— BEGIN Dataset rows —

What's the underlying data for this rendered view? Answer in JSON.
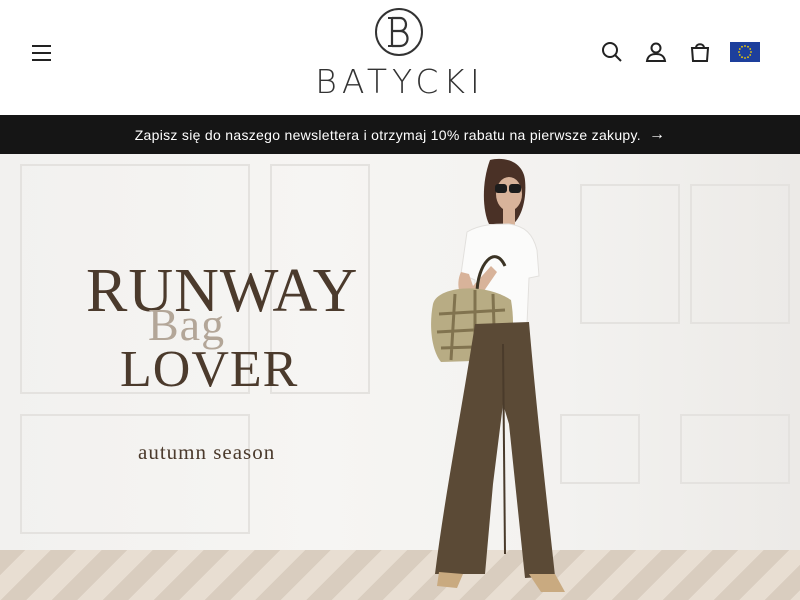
{
  "header": {
    "logo_text": "BATYCKI",
    "logo_monogram": "B",
    "icons": [
      "menu-icon",
      "search-icon",
      "account-icon",
      "cart-icon",
      "eu-flag-icon"
    ]
  },
  "announcement": {
    "text": "Zapisz się do naszego newslettera i otrzymaj 10% rabatu na pierwsze zakupy.",
    "arrow": "→"
  },
  "hero": {
    "line1": "RUNWAY",
    "line2": "Bag",
    "line3": "LOVER",
    "subtitle": "autumn season"
  },
  "colors": {
    "announce_bg": "#151515",
    "headline": "#4b3a2c",
    "accent_bag": "#b3a698",
    "flag": "#1d3f9c"
  }
}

— END Dataset rows —

[What to do]: Skip every picture and transcribe the data above exactly.

[Task result]:
What's the underlying data for this rendered view? Answer in JSON.
{
  "header": {
    "logo_text": "BATYCKI",
    "logo_monogram": "B",
    "icons": [
      "menu-icon",
      "search-icon",
      "account-icon",
      "cart-icon",
      "eu-flag-icon"
    ]
  },
  "announcement": {
    "text": "Zapisz się do naszego newslettera i otrzymaj 10% rabatu na pierwsze zakupy.",
    "arrow": "→"
  },
  "hero": {
    "line1": "RUNWAY",
    "line2": "Bag",
    "line3": "LOVER",
    "subtitle": "autumn season"
  },
  "colors": {
    "announce_bg": "#151515",
    "headline": "#4b3a2c",
    "accent_bag": "#b3a698",
    "flag": "#1d3f9c"
  }
}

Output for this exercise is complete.